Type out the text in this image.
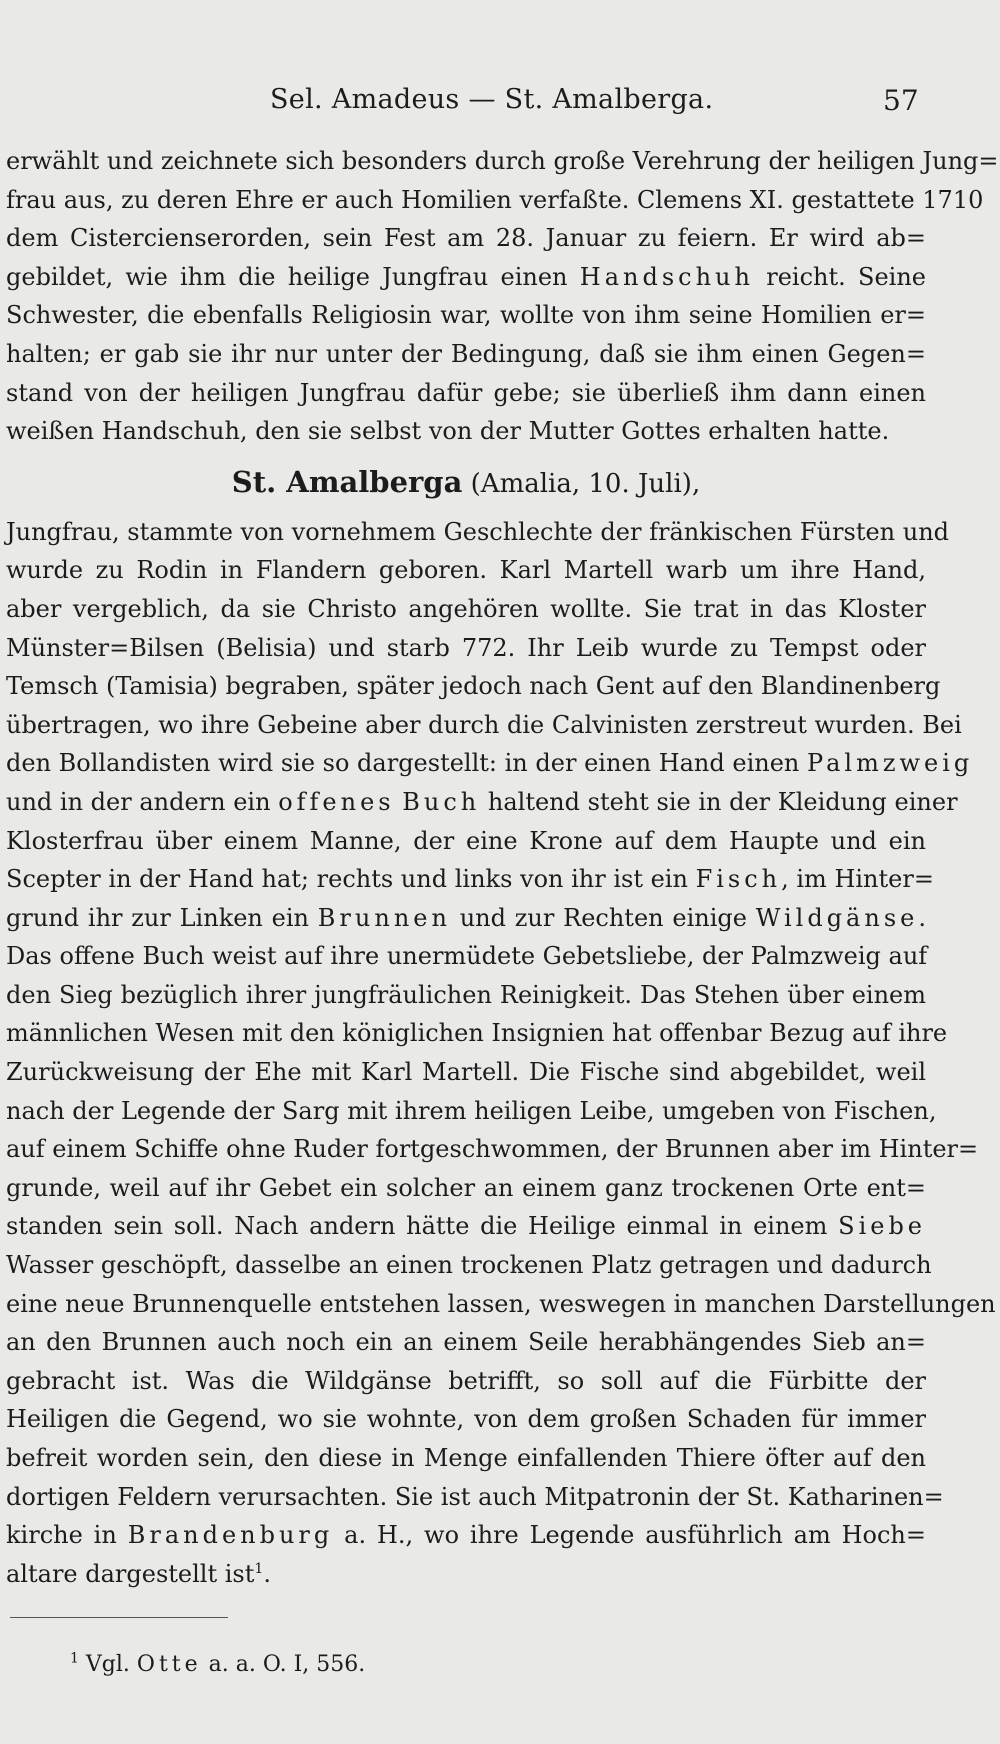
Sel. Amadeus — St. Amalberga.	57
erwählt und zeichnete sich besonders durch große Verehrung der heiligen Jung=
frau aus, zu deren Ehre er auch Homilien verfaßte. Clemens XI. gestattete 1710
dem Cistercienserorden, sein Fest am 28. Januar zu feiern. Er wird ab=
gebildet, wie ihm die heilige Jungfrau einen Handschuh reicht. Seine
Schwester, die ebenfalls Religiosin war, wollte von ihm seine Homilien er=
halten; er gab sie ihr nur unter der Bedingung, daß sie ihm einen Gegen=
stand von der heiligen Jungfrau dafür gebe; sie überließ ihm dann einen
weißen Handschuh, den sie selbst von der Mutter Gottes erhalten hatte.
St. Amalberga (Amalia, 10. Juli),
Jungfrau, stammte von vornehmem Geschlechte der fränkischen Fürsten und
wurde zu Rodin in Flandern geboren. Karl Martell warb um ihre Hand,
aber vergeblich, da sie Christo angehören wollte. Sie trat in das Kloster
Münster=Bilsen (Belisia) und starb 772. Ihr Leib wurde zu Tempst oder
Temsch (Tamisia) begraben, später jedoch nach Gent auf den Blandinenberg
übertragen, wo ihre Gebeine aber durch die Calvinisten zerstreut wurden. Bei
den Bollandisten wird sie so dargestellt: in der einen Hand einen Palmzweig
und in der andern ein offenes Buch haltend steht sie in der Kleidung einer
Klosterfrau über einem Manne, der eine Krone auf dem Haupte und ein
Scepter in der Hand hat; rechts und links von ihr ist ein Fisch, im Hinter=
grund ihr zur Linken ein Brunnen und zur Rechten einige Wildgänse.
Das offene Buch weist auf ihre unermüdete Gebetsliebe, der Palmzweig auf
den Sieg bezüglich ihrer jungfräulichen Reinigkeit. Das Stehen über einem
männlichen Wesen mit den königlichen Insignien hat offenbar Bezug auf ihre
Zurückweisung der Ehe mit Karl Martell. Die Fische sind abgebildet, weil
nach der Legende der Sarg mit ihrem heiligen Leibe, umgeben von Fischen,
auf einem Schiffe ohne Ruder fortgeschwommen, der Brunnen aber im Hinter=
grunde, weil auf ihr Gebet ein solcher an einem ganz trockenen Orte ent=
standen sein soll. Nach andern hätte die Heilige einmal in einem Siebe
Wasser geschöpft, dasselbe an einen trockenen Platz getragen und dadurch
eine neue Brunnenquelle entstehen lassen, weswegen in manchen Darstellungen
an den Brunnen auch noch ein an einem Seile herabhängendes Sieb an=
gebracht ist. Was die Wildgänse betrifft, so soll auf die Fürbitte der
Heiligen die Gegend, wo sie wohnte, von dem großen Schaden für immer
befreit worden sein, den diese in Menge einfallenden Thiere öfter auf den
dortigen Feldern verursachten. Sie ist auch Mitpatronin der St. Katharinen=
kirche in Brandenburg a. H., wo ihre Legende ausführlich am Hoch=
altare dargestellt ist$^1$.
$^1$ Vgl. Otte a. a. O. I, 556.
★ ★ ★ ★ ★
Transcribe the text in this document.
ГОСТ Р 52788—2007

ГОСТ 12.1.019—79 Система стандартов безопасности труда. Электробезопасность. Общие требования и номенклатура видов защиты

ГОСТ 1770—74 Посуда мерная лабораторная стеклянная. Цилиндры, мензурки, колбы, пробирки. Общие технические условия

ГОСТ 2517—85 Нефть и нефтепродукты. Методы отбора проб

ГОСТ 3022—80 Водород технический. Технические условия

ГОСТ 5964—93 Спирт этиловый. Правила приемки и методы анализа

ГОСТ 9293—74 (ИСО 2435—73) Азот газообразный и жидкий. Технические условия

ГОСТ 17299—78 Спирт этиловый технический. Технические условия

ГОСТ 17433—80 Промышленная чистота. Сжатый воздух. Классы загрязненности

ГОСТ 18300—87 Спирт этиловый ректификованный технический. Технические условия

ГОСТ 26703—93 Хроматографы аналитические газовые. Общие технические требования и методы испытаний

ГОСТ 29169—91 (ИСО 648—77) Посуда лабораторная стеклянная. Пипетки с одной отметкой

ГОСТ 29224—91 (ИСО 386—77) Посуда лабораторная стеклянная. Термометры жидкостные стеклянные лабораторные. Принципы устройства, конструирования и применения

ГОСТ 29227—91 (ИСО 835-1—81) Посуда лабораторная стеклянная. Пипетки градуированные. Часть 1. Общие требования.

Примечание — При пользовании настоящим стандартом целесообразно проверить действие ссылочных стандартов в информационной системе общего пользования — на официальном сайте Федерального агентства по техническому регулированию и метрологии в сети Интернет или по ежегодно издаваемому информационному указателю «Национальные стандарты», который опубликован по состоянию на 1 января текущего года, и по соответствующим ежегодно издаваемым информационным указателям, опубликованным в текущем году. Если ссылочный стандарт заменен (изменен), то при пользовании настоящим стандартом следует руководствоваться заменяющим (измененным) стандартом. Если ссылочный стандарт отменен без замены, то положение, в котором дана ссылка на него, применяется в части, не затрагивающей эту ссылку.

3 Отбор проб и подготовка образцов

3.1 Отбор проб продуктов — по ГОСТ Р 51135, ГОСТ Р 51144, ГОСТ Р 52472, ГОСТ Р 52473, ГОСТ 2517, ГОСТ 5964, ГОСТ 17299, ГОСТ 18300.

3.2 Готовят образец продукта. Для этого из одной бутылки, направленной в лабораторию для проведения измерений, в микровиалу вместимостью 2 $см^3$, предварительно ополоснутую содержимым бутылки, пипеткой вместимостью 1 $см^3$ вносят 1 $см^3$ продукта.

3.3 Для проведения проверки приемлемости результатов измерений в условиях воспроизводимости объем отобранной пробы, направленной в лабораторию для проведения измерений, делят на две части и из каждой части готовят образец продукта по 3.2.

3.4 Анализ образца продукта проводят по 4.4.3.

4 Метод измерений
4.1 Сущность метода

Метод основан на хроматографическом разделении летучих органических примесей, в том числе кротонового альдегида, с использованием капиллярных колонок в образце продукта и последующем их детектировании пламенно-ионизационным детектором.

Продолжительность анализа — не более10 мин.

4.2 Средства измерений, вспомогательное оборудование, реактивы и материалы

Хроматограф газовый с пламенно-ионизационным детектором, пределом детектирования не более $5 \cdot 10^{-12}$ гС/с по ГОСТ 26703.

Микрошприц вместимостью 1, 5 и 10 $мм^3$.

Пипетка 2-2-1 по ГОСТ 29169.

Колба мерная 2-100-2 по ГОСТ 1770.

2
★ ★ ★ ★ ★
» **Aim of the task**
Collect each line containing the string "этиловый".

» **Response below**
ГОСТ 5964—93 Спирт этиловый. Правила приемки и методы анализа
ГОСТ 17299—78 Спирт этиловый технический. Технические условия
ГОСТ 18300—87 Спирт этиловый ректификованный технический. Технические условия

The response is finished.